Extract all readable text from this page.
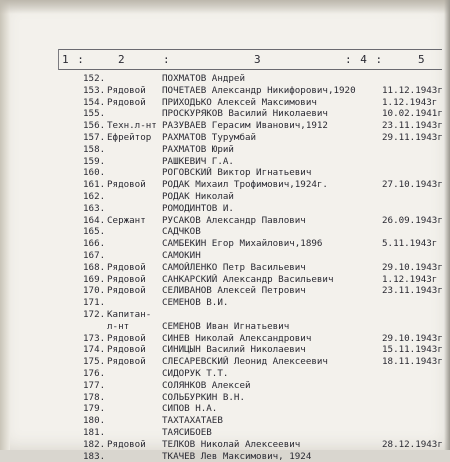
1 :	2	:	3	: 4 :	5
152.	ПОХМАТОВ Андрей
153. Рядовой	ПОЧЕТАЕВ Александр Никифорович,1920	11.12.1943г
154. Рядовой	ПРИХОДЬКО Алексей Максимович	1.12.1943г
155.	ПРОСКУРЯКОВ Василий Николаевич	10.02.1941г
156. Техн.л-нт РАЗУВАЕВ Герасим Иванович,1912	23.11.1943г
157. Ефрейтор	РАХМАТОВ Турумбай	29.11.1943г
158.	РАХМАТОВ Юрий
159.	РАШКЕВИЧ Г.А.
160.	РОГОВСКИЙ Виктор Игнатьевич
161. Рядовой	РОДАК Михаил Трофимович,1924г.	27.10.1943г
162.	РОДАК Николай
163.	РОМОДИНТОВ И.
164. Сержант	РУСАКОВ Александр Павлович	26.09.1943г
165.	САДЧКОВ
166.	САМБЕКИН Егор Михайлович,1896	5.11.1943г
167.	САМОКИН
168. Рядовой	САМОЙЛЕНКО Петр Васильевич	29.10.1943г
169. Рядовой	САНКАРСКИЙ Александр Васильевич	1.12.1943г
170. Рядовой	СЕЛИВАНОВ Алексей Петрович	23.11.1943г
171.	СЕМЕНОВ В.И.
172. Капитан-
л-нт	СЕМЕНОВ Иван Игнатьевич
173. Рядовой	СИНЕВ Николай Александрович	29.10.1943г
174. Рядовой	СИНИЦЫН Василий Николаевич	15.11.1943г
175. Рядовой	СЛЕСАРЕВСКИЙ Леонид Алексеевич	18.11.1943г
176.	СИДОРУК Т.Т.
177.	СОЛЯНКОВ Алексей
178.	СОЛЬБУРКИН В.Н.
179.	СИПОВ Н.А.
180.	ТАХТАХАТАЕВ
181.	ТАЯСИБОЕВ
182. Рядовой	ТЕЛКОВ Николай Алексеевич	28.12.1943г
183.	ТКАЧЕВ Лев Максимович, 1924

- WHAT IS EXPECTED
Each line with the string "РОДАК" in it needs to be found and copied.

- EXERCISE RESULT
161. Рядовой	РОДАК Михаил Трофимович,1924г.	27.10.1943г
162.	РОДАК Николай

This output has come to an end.